---- Provided data
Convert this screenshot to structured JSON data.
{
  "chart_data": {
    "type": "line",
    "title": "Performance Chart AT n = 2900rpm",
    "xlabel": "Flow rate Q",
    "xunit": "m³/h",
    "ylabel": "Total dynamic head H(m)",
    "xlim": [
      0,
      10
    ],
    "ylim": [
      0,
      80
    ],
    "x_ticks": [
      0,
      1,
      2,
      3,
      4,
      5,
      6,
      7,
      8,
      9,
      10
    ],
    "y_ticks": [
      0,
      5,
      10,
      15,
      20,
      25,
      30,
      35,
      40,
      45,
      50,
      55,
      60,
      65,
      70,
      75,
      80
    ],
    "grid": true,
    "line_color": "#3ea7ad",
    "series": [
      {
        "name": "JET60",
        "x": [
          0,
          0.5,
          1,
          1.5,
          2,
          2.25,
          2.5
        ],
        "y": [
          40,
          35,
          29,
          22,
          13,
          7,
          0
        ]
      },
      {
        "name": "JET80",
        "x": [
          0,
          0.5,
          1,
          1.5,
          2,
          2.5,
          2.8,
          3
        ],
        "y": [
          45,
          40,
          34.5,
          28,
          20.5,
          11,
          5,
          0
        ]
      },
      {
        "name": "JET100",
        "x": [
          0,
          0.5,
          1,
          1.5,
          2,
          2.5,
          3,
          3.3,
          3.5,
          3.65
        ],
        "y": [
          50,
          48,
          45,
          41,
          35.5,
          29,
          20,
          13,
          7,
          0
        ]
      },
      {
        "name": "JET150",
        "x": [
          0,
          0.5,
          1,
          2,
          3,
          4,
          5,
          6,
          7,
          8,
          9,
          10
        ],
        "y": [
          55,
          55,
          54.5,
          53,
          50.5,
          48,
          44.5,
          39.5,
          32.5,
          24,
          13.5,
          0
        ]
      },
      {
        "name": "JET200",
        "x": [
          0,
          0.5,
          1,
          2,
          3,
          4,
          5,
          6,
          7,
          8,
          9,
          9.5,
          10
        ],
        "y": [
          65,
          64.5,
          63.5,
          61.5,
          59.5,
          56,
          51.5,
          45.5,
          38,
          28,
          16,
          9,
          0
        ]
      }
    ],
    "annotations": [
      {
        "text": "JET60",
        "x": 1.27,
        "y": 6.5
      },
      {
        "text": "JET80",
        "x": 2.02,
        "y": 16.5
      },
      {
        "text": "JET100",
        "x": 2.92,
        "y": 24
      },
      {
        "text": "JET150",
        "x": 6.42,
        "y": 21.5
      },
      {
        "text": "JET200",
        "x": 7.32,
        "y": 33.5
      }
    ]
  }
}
--------
**What you need to do**
The records above should be returned exactly.

**Finished task**
Convert this screenshot to structured JSON data.
{
  "chart_data": {
    "type": "line",
    "title": "Performance Chart AT n = 2900rpm",
    "xlabel": "Flow rate Q",
    "xunit": "m³/h",
    "ylabel": "Total dynamic head H(m)",
    "xlim": [
      0,
      10
    ],
    "ylim": [
      0,
      80
    ],
    "x_ticks": [
      0,
      1,
      2,
      3,
      4,
      5,
      6,
      7,
      8,
      9,
      10
    ],
    "y_ticks": [
      0,
      5,
      10,
      15,
      20,
      25,
      30,
      35,
      40,
      45,
      50,
      55,
      60,
      65,
      70,
      75,
      80
    ],
    "grid": true,
    "line_color": "#3ea7ad",
    "series": [
      {
        "name": "JET60",
        "x": [
          0,
          0.5,
          1,
          1.5,
          2,
          2.25,
          2.5
        ],
        "y": [
          40,
          35,
          29,
          22,
          13,
          7,
          0
        ]
      },
      {
        "name": "JET80",
        "x": [
          0,
          0.5,
          1,
          1.5,
          2,
          2.5,
          2.8,
          3
        ],
        "y": [
          45,
          40,
          34.5,
          28,
          20.5,
          11,
          5,
          0
        ]
      },
      {
        "name": "JET100",
        "x": [
          0,
          0.5,
          1,
          1.5,
          2,
          2.5,
          3,
          3.3,
          3.5,
          3.65
        ],
        "y": [
          50,
          48,
          45,
          41,
          35.5,
          29,
          20,
          13,
          7,
          0
        ]
      },
      {
        "name": "JET150",
        "x": [
          0,
          0.5,
          1,
          2,
          3,
          4,
          5,
          6,
          7,
          8,
          9,
          10
        ],
        "y": [
          55,
          55,
          54.5,
          53,
          50.5,
          48,
          44.5,
          39.5,
          32.5,
          24,
          13.5,
          0
        ]
      },
      {
        "name": "JET200",
        "x": [
          0,
          0.5,
          1,
          2,
          3,
          4,
          5,
          6,
          7,
          8,
          9,
          9.5,
          10
        ],
        "y": [
          65,
          64.5,
          63.5,
          61.5,
          59.5,
          56,
          51.5,
          45.5,
          38,
          28,
          16,
          9,
          0
        ]
      }
    ],
    "annotations": [
      {
        "text": "JET60",
        "x": 1.27,
        "y": 6.5
      },
      {
        "text": "JET80",
        "x": 2.02,
        "y": 16.5
      },
      {
        "text": "JET100",
        "x": 2.92,
        "y": 24
      },
      {
        "text": "JET150",
        "x": 6.42,
        "y": 21.5
      },
      {
        "text": "JET200",
        "x": 7.32,
        "y": 33.5
      }
    ]
  }
}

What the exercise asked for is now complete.